-- BEGIN EXTRACTED MATERIAL --

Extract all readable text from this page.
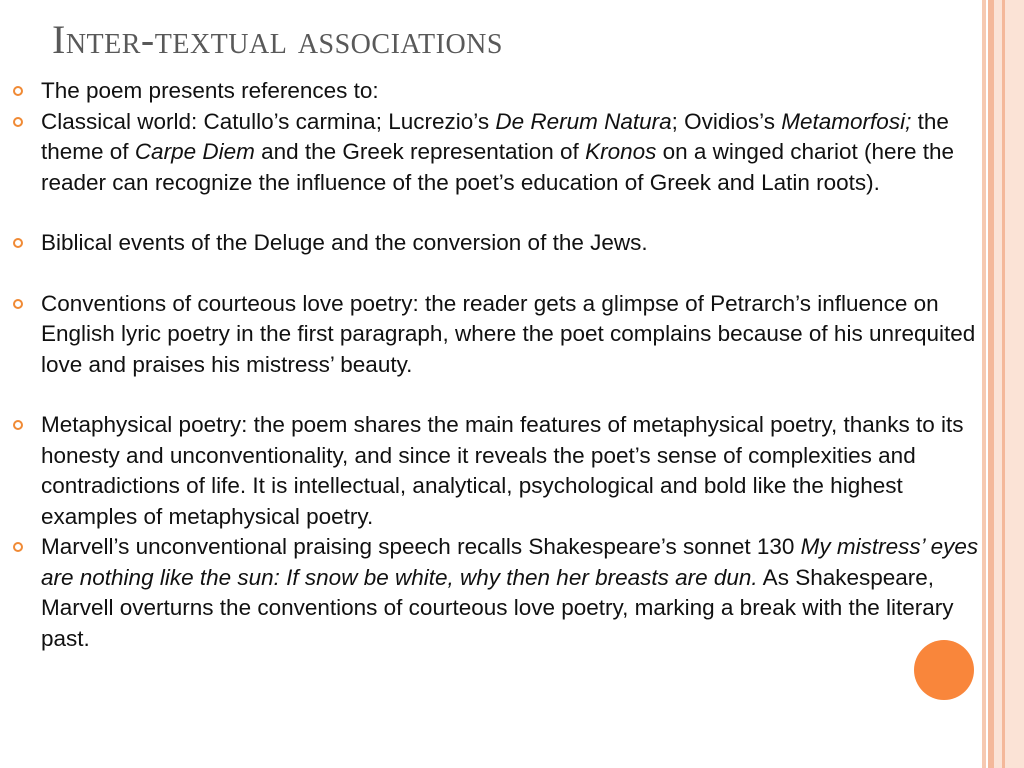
Inter-textual associations

The poem presents references to:

Classical world: Catullo’s carmina; Lucrezio’s De Rerum Natura; Ovidios’s Metamorfosi; the theme of Carpe Diem and the Greek representation of Kronos on a winged chariot (here the reader can recognize the influence of the poet’s education of Greek and Latin roots).

Biblical events of the Deluge and the conversion of the Jews.

Conventions of courteous love poetry: the reader gets a glimpse of Petrarch’s influence on English lyric poetry in the first paragraph, where the poet complains because of his unrequited love and praises his mistress’ beauty.

Metaphysical poetry: the poem shares the main features of metaphysical poetry, thanks to its honesty and unconventionality, and since it reveals the poet’s sense of complexities and contradictions of life. It is intellectual, analytical, psychological and bold like the highest examples of metaphysical poetry.

Marvell’s unconventional praising speech recalls Shakespeare’s sonnet 130 My mistress’ eyes are nothing like the sun: If snow be white, why then her breasts are dun. As Shakespeare, Marvell overturns the conventions of courteous love poetry, marking a break with the literary past.
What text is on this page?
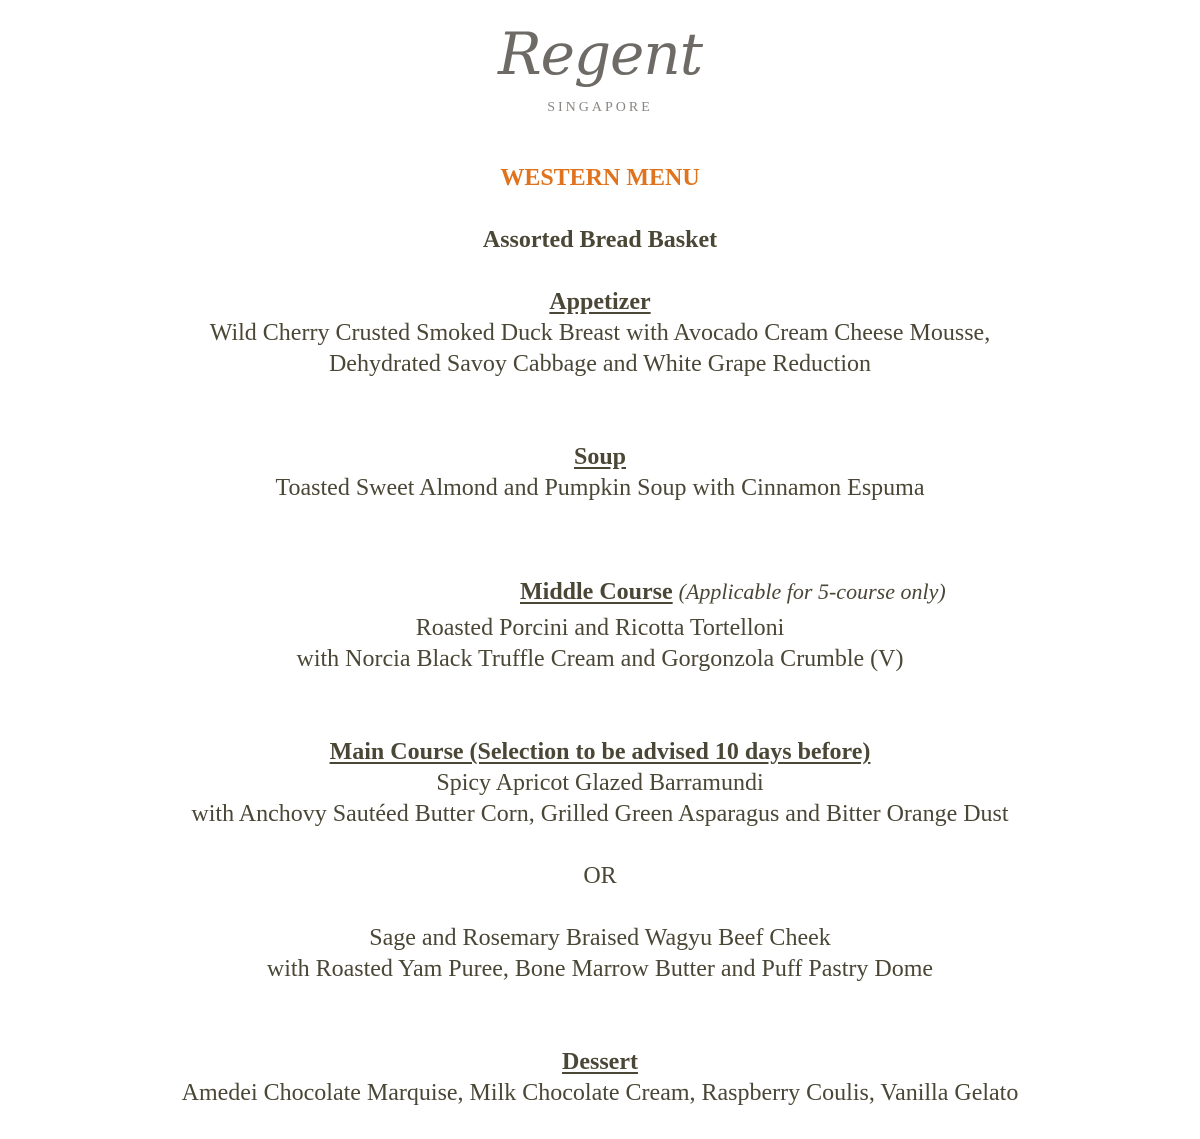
Regent
SINGAPORE
WESTERN MENU
Assorted Bread Basket
Appetizer
Wild Cherry Crusted Smoked Duck Breast with Avocado Cream Cheese Mousse,
Dehydrated Savoy Cabbage and White Grape Reduction
Soup
Toasted Sweet Almond and Pumpkin Soup with Cinnamon Espuma
Middle Course (Applicable for 5-course only)
Roasted Porcini and Ricotta Tortelloni
with Norcia Black Truffle Cream and Gorgonzola Crumble (V)
Main Course (Selection to be advised 10 days before)
Spicy Apricot Glazed Barramundi
with Anchovy Sautéed Butter Corn, Grilled Green Asparagus and Bitter Orange Dust
OR
Sage and Rosemary Braised Wagyu Beef Cheek
with Roasted Yam Puree, Bone Marrow Butter and Puff Pastry Dome
Dessert
Amedei Chocolate Marquise, Milk Chocolate Cream, Raspberry Coulis, Vanilla Gelato
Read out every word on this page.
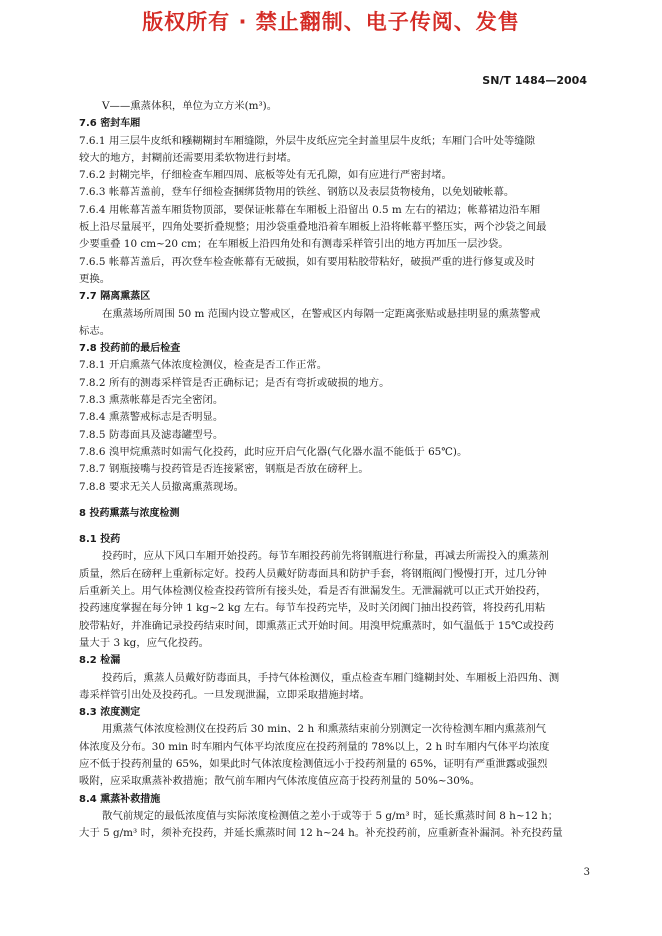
版权所有 · 禁止翻制、电子传阅、发售
SN/T 1484—2004
V——熏蒸体积，单位为立方米(m³)。
7.6 密封车厢
7.6.1 用三层牛皮纸和糨糊糊封车厢缝隙，外层牛皮纸应完全封盖里层牛皮纸；车厢门合叶处等缝隙
较大的地方，封糊前还需要用柔软物进行封堵。
7.6.2 封糊完毕，仔细检查车厢四周、底板等处有无孔隙，如有应进行严密封堵。
7.6.3 帐幕苫盖前，登车仔细检查捆绑货物用的铁丝、钢筋以及表层货物棱角，以免划破帐幕。
7.6.4 用帐幕苫盖车厢货物顶部，要保证帐幕在车厢板上沿留出 0.5 m 左右的裙边；帐幕裙边沿车厢
板上沿尽量展平，四角处要折叠规整；用沙袋重叠地沿着车厢板上沿将帐幕平整压实，两个沙袋之间最
少要重叠 10 cm~20 cm；在车厢板上沿四角处和有测毒采样管引出的地方再加压一层沙袋。
7.6.5 帐幕苫盖后，再次登车检查帐幕有无破损，如有要用粘胶带粘好，破损严重的进行修复或及时
更换。
7.7 隔离熏蒸区
在熏蒸场所周围 50 m 范围内设立警戒区，在警戒区内每隔一定距离张贴或悬挂明显的熏蒸警戒
标志。
7.8 投药前的最后检查
7.8.1 开启熏蒸气体浓度检测仪，检查是否工作正常。
7.8.2 所有的测毒采样管是否正确标记；是否有弯折或破损的地方。
7.8.3 熏蒸帐幕是否完全密闭。
7.8.4 熏蒸警戒标志是否明显。
7.8.5 防毒面具及滤毒罐型号。
7.8.6 溴甲烷熏蒸时如需气化投药，此时应开启气化器(气化器水温不能低于 65℃)。
7.8.7 钢瓶接嘴与投药管是否连接紧密，钢瓶是否放在磅秤上。
7.8.8 要求无关人员撤离熏蒸现场。
8 投药熏蒸与浓度检测
8.1 投药
投药时，应从下风口车厢开始投药。每节车厢投药前先将钢瓶进行称量，再减去所需投入的熏蒸剂
质量，然后在磅秤上重新标定好。投药人员戴好防毒面具和防护手套，将钢瓶阀门慢慢打开，过几分钟
后重新关上。用气体检测仪检查投药管所有接头处，看是否有泄漏发生。无泄漏就可以正式开始投药，
投药速度掌握在每分钟 1 kg~2 kg 左右。每节车投药完毕，及时关闭阀门抽出投药管，将投药孔用粘
胶带粘好，并准确记录投药结束时间，即熏蒸正式开始时间。用溴甲烷熏蒸时，如气温低于 15℃或投药
量大于 3 kg，应气化投药。
8.2 检漏
投药后，熏蒸人员戴好防毒面具，手持气体检测仪，重点检查车厢门缝糊封处、车厢板上沿四角、测
毒采样管引出处及投药孔。一旦发现泄漏，立即采取措施封堵。
8.3 浓度测定
用熏蒸气体浓度检测仪在投药后 30 min、2 h 和熏蒸结束前分别测定一次待检测车厢内熏蒸剂气
体浓度及分布。30 min 时车厢内气体平均浓度应在投药剂量的 78%以上，2 h 时车厢内气体平均浓度
应不低于投药剂量的 65%，如果此时气体浓度检测值远小于投药剂量的 65%，证明有严重泄露或强烈
吸附，应采取熏蒸补救措施；散气前车厢内气体浓度值应高于投药剂量的 50%~30%。
8.4 熏蒸补救措施
散气前规定的最低浓度值与实际浓度检测值之差小于或等于 5 g/m³ 时，延长熏蒸时间 8 h~12 h；
大于 5 g/m³ 时，须补充投药，并延长熏蒸时间 12 h~24 h。补充投药前，应重新查补漏洞。补充投药量
3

-- END EXTRACTED MATERIAL --

▸ EXERCISE OBJECTIVE: Copy each line of the listing in which the word "reader" can be found.

▸ SOLUTION FOR THIS PROBLEM:
Classical world: Catullo’s carmina; Lucrezio’s De Rerum Natura; Ovidios’s Metamorfosi; the theme of Carpe Diem and the Greek representation of Kronos on a winged chariot (here the reader can recognize the influence of the poet’s education of Greek and Latin roots).
Conventions of courteous love poetry: the reader gets a glimpse of Petrarch’s influence on English lyric poetry in the first paragraph, where the poet complains because of his unrequited love and praises his mistress’ beauty.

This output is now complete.